Data entries for graphics
--------------------

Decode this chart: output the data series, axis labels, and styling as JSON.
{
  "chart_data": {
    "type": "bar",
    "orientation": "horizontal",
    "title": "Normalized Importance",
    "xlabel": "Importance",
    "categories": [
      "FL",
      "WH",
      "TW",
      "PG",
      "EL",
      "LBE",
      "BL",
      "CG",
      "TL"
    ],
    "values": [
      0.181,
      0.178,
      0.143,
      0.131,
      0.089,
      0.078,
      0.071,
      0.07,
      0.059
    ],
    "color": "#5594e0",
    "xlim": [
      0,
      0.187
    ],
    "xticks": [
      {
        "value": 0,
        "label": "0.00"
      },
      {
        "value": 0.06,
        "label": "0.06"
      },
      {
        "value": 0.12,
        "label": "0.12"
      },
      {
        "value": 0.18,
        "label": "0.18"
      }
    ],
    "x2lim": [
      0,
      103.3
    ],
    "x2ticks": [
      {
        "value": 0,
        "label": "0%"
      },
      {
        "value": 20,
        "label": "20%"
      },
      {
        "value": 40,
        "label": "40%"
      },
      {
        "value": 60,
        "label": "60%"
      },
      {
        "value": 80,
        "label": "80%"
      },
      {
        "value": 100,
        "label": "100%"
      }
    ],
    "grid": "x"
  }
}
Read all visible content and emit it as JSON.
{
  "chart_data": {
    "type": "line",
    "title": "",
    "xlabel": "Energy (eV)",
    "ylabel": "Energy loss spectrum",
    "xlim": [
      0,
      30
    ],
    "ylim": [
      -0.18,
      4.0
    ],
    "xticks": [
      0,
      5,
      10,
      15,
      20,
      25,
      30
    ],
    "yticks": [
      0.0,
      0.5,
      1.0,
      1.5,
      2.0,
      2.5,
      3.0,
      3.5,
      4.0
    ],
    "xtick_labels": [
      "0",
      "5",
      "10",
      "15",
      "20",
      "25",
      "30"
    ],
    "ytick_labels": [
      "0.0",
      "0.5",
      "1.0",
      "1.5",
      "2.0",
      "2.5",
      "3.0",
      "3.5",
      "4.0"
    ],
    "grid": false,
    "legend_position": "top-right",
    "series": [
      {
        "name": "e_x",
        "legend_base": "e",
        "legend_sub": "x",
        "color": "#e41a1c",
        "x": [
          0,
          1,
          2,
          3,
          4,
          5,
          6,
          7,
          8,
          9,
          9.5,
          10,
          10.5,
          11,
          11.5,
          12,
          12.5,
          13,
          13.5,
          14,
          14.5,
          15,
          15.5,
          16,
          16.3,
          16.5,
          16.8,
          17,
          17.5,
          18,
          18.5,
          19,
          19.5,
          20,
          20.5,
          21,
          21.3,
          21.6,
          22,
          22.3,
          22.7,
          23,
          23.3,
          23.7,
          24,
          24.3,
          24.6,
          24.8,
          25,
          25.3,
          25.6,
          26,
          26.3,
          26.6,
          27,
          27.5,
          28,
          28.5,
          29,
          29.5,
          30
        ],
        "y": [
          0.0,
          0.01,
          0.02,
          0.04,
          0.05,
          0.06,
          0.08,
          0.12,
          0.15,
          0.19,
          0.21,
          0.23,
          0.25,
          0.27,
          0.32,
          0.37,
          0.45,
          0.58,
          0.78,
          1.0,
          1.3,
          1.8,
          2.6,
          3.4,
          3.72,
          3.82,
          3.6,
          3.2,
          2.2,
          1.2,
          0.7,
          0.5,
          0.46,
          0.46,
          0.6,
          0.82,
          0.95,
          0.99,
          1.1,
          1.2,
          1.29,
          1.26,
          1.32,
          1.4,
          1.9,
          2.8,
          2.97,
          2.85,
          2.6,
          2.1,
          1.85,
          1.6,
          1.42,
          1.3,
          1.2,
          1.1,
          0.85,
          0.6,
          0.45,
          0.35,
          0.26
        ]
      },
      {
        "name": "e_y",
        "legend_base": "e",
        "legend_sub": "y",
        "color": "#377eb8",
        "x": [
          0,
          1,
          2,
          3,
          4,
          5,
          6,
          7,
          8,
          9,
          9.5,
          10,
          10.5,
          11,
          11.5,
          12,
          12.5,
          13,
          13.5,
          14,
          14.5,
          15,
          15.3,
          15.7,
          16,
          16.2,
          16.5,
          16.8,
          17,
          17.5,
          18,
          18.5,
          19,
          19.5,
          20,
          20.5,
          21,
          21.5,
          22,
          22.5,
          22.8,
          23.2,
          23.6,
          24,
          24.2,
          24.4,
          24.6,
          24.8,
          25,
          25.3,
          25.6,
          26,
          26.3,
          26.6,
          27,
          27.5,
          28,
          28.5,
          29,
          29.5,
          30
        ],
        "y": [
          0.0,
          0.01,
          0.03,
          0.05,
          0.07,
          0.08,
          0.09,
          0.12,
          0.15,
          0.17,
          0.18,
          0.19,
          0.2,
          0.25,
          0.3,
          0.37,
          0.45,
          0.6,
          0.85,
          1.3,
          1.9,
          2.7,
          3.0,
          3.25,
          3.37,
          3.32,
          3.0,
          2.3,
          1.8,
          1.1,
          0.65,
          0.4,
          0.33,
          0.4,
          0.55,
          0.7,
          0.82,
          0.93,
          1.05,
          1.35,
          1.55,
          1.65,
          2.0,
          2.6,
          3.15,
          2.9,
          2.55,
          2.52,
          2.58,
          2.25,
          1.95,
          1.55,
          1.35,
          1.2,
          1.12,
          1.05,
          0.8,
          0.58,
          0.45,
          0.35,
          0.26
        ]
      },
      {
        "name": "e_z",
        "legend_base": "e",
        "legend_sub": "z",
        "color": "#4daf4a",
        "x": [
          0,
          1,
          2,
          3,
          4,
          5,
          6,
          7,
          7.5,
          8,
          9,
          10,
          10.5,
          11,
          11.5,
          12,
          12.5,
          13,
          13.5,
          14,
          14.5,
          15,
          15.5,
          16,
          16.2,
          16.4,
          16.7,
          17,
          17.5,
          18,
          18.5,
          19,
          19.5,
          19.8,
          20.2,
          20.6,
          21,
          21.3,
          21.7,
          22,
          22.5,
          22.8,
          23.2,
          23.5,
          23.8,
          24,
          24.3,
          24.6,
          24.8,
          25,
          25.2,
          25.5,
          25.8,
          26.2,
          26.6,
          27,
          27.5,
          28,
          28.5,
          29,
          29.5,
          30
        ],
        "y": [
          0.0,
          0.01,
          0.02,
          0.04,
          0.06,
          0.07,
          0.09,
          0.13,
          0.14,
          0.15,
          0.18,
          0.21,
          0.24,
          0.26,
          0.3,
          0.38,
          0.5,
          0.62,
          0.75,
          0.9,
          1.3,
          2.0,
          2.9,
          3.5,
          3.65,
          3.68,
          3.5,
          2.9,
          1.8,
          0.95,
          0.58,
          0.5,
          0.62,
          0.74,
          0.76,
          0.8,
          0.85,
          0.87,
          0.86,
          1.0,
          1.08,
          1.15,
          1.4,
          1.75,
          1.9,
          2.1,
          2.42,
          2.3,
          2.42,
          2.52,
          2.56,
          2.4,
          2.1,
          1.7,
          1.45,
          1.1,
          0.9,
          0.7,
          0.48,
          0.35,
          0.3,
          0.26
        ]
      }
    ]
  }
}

--------------------

Transcribe every entry exactly, omitting nothing.

- **IN RESPONSE**
Decode this chart: output the data series, axis labels, and styling as JSON.
{
  "chart_data": {
    "type": "bar",
    "orientation": "horizontal",
    "title": "Normalized Importance",
    "xlabel": "Importance",
    "categories": [
      "FL",
      "WH",
      "TW",
      "PG",
      "EL",
      "LBE",
      "BL",
      "CG",
      "TL"
    ],
    "values": [
      0.181,
      0.178,
      0.143,
      0.131,
      0.089,
      0.078,
      0.071,
      0.07,
      0.059
    ],
    "color": "#5594e0",
    "xlim": [
      0,
      0.187
    ],
    "xticks": [
      {
        "value": 0,
        "label": "0.00"
      },
      {
        "value": 0.06,
        "label": "0.06"
      },
      {
        "value": 0.12,
        "label": "0.12"
      },
      {
        "value": 0.18,
        "label": "0.18"
      }
    ],
    "x2lim": [
      0,
      103.3
    ],
    "x2ticks": [
      {
        "value": 0,
        "label": "0%"
      },
      {
        "value": 20,
        "label": "20%"
      },
      {
        "value": 40,
        "label": "40%"
      },
      {
        "value": 60,
        "label": "60%"
      },
      {
        "value": 80,
        "label": "80%"
      },
      {
        "value": 100,
        "label": "100%"
      }
    ],
    "grid": "x"
  }
}
Read all visible content and emit it as JSON.
{
  "chart_data": {
    "type": "line",
    "title": "",
    "xlabel": "Energy (eV)",
    "ylabel": "Energy loss spectrum",
    "xlim": [
      0,
      30
    ],
    "ylim": [
      -0.18,
      4.0
    ],
    "xticks": [
      0,
      5,
      10,
      15,
      20,
      25,
      30
    ],
    "yticks": [
      0.0,
      0.5,
      1.0,
      1.5,
      2.0,
      2.5,
      3.0,
      3.5,
      4.0
    ],
    "xtick_labels": [
      "0",
      "5",
      "10",
      "15",
      "20",
      "25",
      "30"
    ],
    "ytick_labels": [
      "0.0",
      "0.5",
      "1.0",
      "1.5",
      "2.0",
      "2.5",
      "3.0",
      "3.5",
      "4.0"
    ],
    "grid": false,
    "legend_position": "top-right",
    "series": [
      {
        "name": "e_x",
        "legend_base": "e",
        "legend_sub": "x",
        "color": "#e41a1c",
        "x": [
          0,
          1,
          2,
          3,
          4,
          5,
          6,
          7,
          8,
          9,
          9.5,
          10,
          10.5,
          11,
          11.5,
          12,
          12.5,
          13,
          13.5,
          14,
          14.5,
          15,
          15.5,
          16,
          16.3,
          16.5,
          16.8,
          17,
          17.5,
          18,
          18.5,
          19,
          19.5,
          20,
          20.5,
          21,
          21.3,
          21.6,
          22,
          22.3,
          22.7,
          23,
          23.3,
          23.7,
          24,
          24.3,
          24.6,
          24.8,
          25,
          25.3,
          25.6,
          26,
          26.3,
          26.6,
          27,
          27.5,
          28,
          28.5,
          29,
          29.5,
          30
        ],
        "y": [
          0.0,
          0.01,
          0.02,
          0.04,
          0.05,
          0.06,
          0.08,
          0.12,
          0.15,
          0.19,
          0.21,
          0.23,
          0.25,
          0.27,
          0.32,
          0.37,
          0.45,
          0.58,
          0.78,
          1.0,
          1.3,
          1.8,
          2.6,
          3.4,
          3.72,
          3.82,
          3.6,
          3.2,
          2.2,
          1.2,
          0.7,
          0.5,
          0.46,
          0.46,
          0.6,
          0.82,
          0.95,
          0.99,
          1.1,
          1.2,
          1.29,
          1.26,
          1.32,
          1.4,
          1.9,
          2.8,
          2.97,
          2.85,
          2.6,
          2.1,
          1.85,
          1.6,
          1.42,
          1.3,
          1.2,
          1.1,
          0.85,
          0.6,
          0.45,
          0.35,
          0.26
        ]
      },
      {
        "name": "e_y",
        "legend_base": "e",
        "legend_sub": "y",
        "color": "#377eb8",
        "x": [
          0,
          1,
          2,
          3,
          4,
          5,
          6,
          7,
          8,
          9,
          9.5,
          10,
          10.5,
          11,
          11.5,
          12,
          12.5,
          13,
          13.5,
          14,
          14.5,
          15,
          15.3,
          15.7,
          16,
          16.2,
          16.5,
          16.8,
          17,
          17.5,
          18,
          18.5,
          19,
          19.5,
          20,
          20.5,
          21,
          21.5,
          22,
          22.5,
          22.8,
          23.2,
          23.6,
          24,
          24.2,
          24.4,
          24.6,
          24.8,
          25,
          25.3,
          25.6,
          26,
          26.3,
          26.6,
          27,
          27.5,
          28,
          28.5,
          29,
          29.5,
          30
        ],
        "y": [
          0.0,
          0.01,
          0.03,
          0.05,
          0.07,
          0.08,
          0.09,
          0.12,
          0.15,
          0.17,
          0.18,
          0.19,
          0.2,
          0.25,
          0.3,
          0.37,
          0.45,
          0.6,
          0.85,
          1.3,
          1.9,
          2.7,
          3.0,
          3.25,
          3.37,
          3.32,
          3.0,
          2.3,
          1.8,
          1.1,
          0.65,
          0.4,
          0.33,
          0.4,
          0.55,
          0.7,
          0.82,
          0.93,
          1.05,
          1.35,
          1.55,
          1.65,
          2.0,
          2.6,
          3.15,
          2.9,
          2.55,
          2.52,
          2.58,
          2.25,
          1.95,
          1.55,
          1.35,
          1.2,
          1.12,
          1.05,
          0.8,
          0.58,
          0.45,
          0.35,
          0.26
        ]
      },
      {
        "name": "e_z",
        "legend_base": "e",
        "legend_sub": "z",
        "color": "#4daf4a",
        "x": [
          0,
          1,
          2,
          3,
          4,
          5,
          6,
          7,
          7.5,
          8,
          9,
          10,
          10.5,
          11,
          11.5,
          12,
          12.5,
          13,
          13.5,
          14,
          14.5,
          15,
          15.5,
          16,
          16.2,
          16.4,
          16.7,
          17,
          17.5,
          18,
          18.5,
          19,
          19.5,
          19.8,
          20.2,
          20.6,
          21,
          21.3,
          21.7,
          22,
          22.5,
          22.8,
          23.2,
          23.5,
          23.8,
          24,
          24.3,
          24.6,
          24.8,
          25,
          25.2,
          25.5,
          25.8,
          26.2,
          26.6,
          27,
          27.5,
          28,
          28.5,
          29,
          29.5,
          30
        ],
        "y": [
          0.0,
          0.01,
          0.02,
          0.04,
          0.06,
          0.07,
          0.09,
          0.13,
          0.14,
          0.15,
          0.18,
          0.21,
          0.24,
          0.26,
          0.3,
          0.38,
          0.5,
          0.62,
          0.75,
          0.9,
          1.3,
          2.0,
          2.9,
          3.5,
          3.65,
          3.68,
          3.5,
          2.9,
          1.8,
          0.95,
          0.58,
          0.5,
          0.62,
          0.74,
          0.76,
          0.8,
          0.85,
          0.87,
          0.86,
          1.0,
          1.08,
          1.15,
          1.4,
          1.75,
          1.9,
          2.1,
          2.42,
          2.3,
          2.42,
          2.52,
          2.56,
          2.4,
          2.1,
          1.7,
          1.45,
          1.1,
          0.9,
          0.7,
          0.48,
          0.35,
          0.3,
          0.26
        ]
      }
    ]
  }
}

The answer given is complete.